OBJECTIVE: Return the listing below verbatim. Pictures do not belong in the copy.

● ● ● ● ● ● ●

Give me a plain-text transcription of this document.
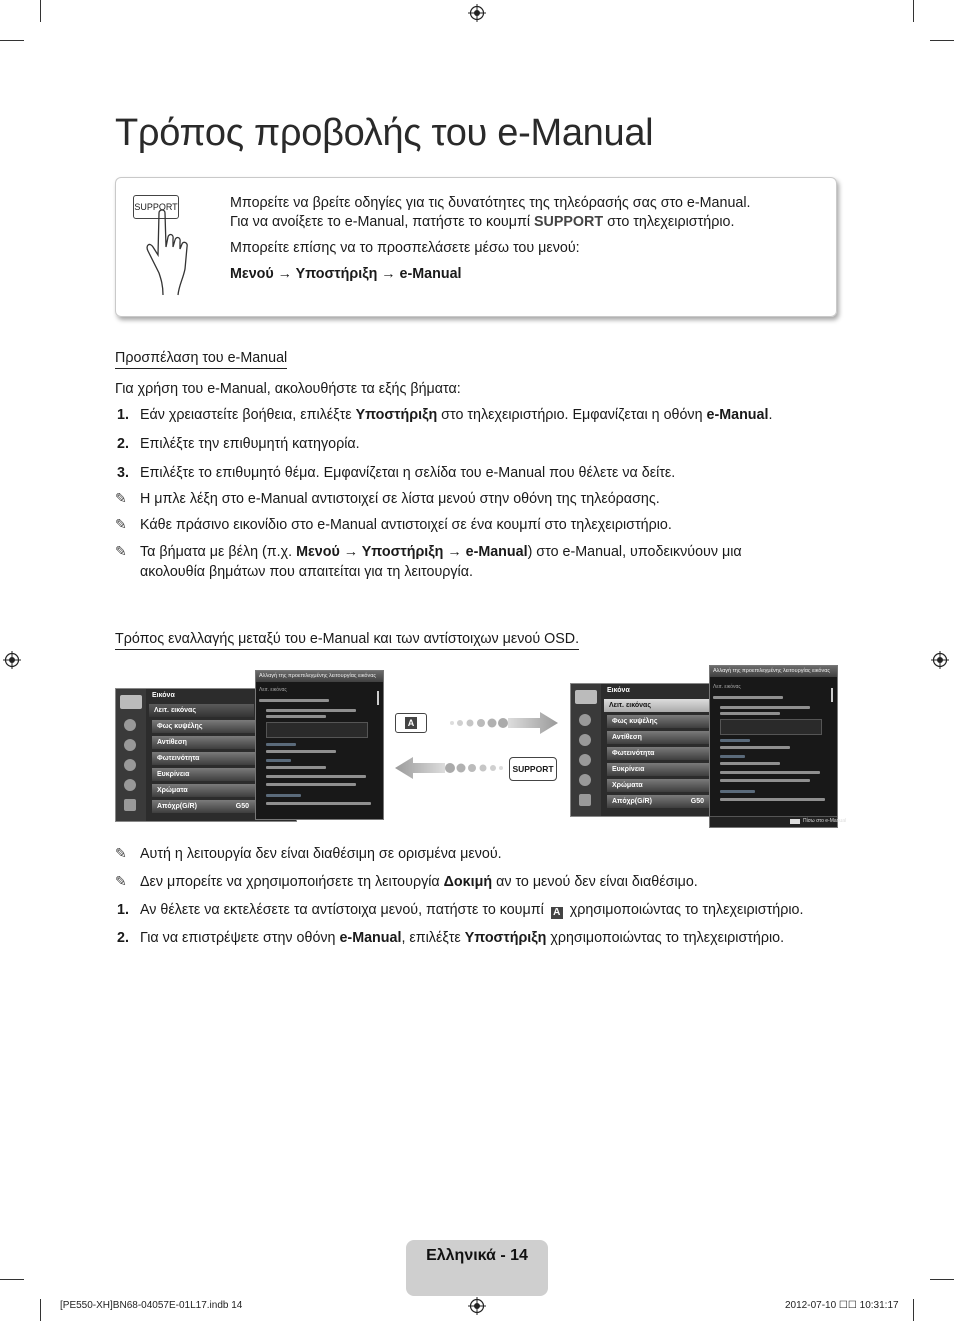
Τρόπος προβολής του e-Manual
SUPPORT	Μπορείτε να βρείτε οδηγίες για τις δυνατότητες της τηλεόρασής σας στο e-Manual.
Για να ανοίξετε το e-Manual, πατήστε το κουμπί SUPPORT στο τηλεχειριστήριο.
Μπορείτε επίσης να το προσπελάσετε μέσω του μενού:
Μενού → Υποστήριξη → e-Manual
Προσπέλαση του e-Manual
Για χρήση του e-Manual, ακολουθήστε τα εξής βήματα:
1. Εάν χρειαστείτε βοήθεια, επιλέξτε Υποστήριξη στο τηλεχειριστήριο. Εμφανίζεται η οθόνη e-Manual.
2. Επιλέξτε την επιθυμητή κατηγορία.
3. Επιλέξτε το επιθυμητό θέμα. Εμφανίζεται η σελίδα του e-Manual που θέλετε να δείτε.
✎ Η μπλε λέξη στο e-Manual αντιστοιχεί σε λίστα μενού στην οθόνη της τηλεόρασης.
✎ Κάθε πράσινο εικονίδιο στο e-Manual αντιστοιχεί σε ένα κουμπί στο τηλεχειριστήριο.
✎ Τα βήματα με βέλη (π.χ. Μενού → Υποστήριξη → e-Manual) στο e-Manual, υποδεικνύουν μια
ακολουθία βημάτων που απαιτείται για τη λειτουργία.
Τρόπος εναλλαγής μεταξύ του e-Manual και των αντίστοιχων μενού OSD.
Εικόνα
Λειτ. εικόνας
Φως κυψέλης
Αντίθεση
Φωτεινότητα
Ευκρίνεια
Χρώματα
Απόχρ(G/R)	G50
Αλλαγή της προεπιλεγμένης λειτουργίας εικόνας
Λειτ. εικόνας
A
SUPPORT
Εικόνα
Λειτ. εικόνας
Φως κυψέλης
Αντίθεση
Φωτεινότητα
Ευκρίνεια
Χρώματα
Απόχρ(G/R)	G50
Αλλαγή της προεπιλεγμένης λειτουργίας εικόνας
Λειτ. εικόνας
Πίσω στο e-Manual
✎ Αυτή η λειτουργία δεν είναι διαθέσιμη σε ορισμένα μενού.
✎ Δεν μπορείτε να χρησιμοποιήσετε τη λειτουργία Δοκιμή αν το μενού δεν είναι διαθέσιμο.
1. Αν θέλετε να εκτελέσετε τα αντίστοιχα μενού, πατήστε το κουμπί A χρησιμοποιώντας το τηλεχειριστήριο.
2. Για να επιστρέψετε στην οθόνη e-Manual, επιλέξτε Υποστήριξη χρησιμοποιώντας το τηλεχειριστήριο.
Ελληνικά - 14
[PE550-XH]BN68-04057E-01L17.indb 14	2012-07-10 ☐☐ 10:31:17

● ● ● ● ● ● ●

RESULT FOR THIS TASK:
Give me a plain-text transcription of this document.
Τρόπος προβολής του e-Manual
SUPPORT	Μπορείτε να βρείτε οδηγίες για τις δυνατότητες της τηλεόρασής σας στο e-Manual.
Για να ανοίξετε το e-Manual, πατήστε το κουμπί SUPPORT στο τηλεχειριστήριο.
Μπορείτε επίσης να το προσπελάσετε μέσω του μενού:
Μενού → Υποστήριξη → e-Manual
Προσπέλαση του e-Manual
Για χρήση του e-Manual, ακολουθήστε τα εξής βήματα:
1. Εάν χρειαστείτε βοήθεια, επιλέξτε Υποστήριξη στο τηλεχειριστήριο. Εμφανίζεται η οθόνη e-Manual.
2. Επιλέξτε την επιθυμητή κατηγορία.
3. Επιλέξτε το επιθυμητό θέμα. Εμφανίζεται η σελίδα του e-Manual που θέλετε να δείτε.
✎ Η μπλε λέξη στο e-Manual αντιστοιχεί σε λίστα μενού στην οθόνη της τηλεόρασης.
✎ Κάθε πράσινο εικονίδιο στο e-Manual αντιστοιχεί σε ένα κουμπί στο τηλεχειριστήριο.
✎ Τα βήματα με βέλη (π.χ. Μενού → Υποστήριξη → e-Manual) στο e-Manual, υποδεικνύουν μια
ακολουθία βημάτων που απαιτείται για τη λειτουργία.
Τρόπος εναλλαγής μεταξύ του e-Manual και των αντίστοιχων μενού OSD.
Εικόνα
Λειτ. εικόνας
Φως κυψέλης
Αντίθεση
Φωτεινότητα
Ευκρίνεια
Χρώματα
Απόχρ(G/R)	G50
Αλλαγή της προεπιλεγμένης λειτουργίας εικόνας
Λειτ. εικόνας
A
SUPPORT
Εικόνα
Λειτ. εικόνας
Φως κυψέλης
Αντίθεση
Φωτεινότητα
Ευκρίνεια
Χρώματα
Απόχρ(G/R)	G50
Αλλαγή της προεπιλεγμένης λειτουργίας εικόνας
Λειτ. εικόνας
Πίσω στο e-Manual
✎ Αυτή η λειτουργία δεν είναι διαθέσιμη σε ορισμένα μενού.
✎ Δεν μπορείτε να χρησιμοποιήσετε τη λειτουργία Δοκιμή αν το μενού δεν είναι διαθέσιμο.
1. Αν θέλετε να εκτελέσετε τα αντίστοιχα μενού, πατήστε το κουμπί A χρησιμοποιώντας το τηλεχειριστήριο.
2. Για να επιστρέψετε στην οθόνη e-Manual, επιλέξτε Υποστήριξη χρησιμοποιώντας το τηλεχειριστήριο.
Ελληνικά - 14
[PE550-XH]BN68-04057E-01L17.indb 14	2012-07-10 ☐☐ 10:31:17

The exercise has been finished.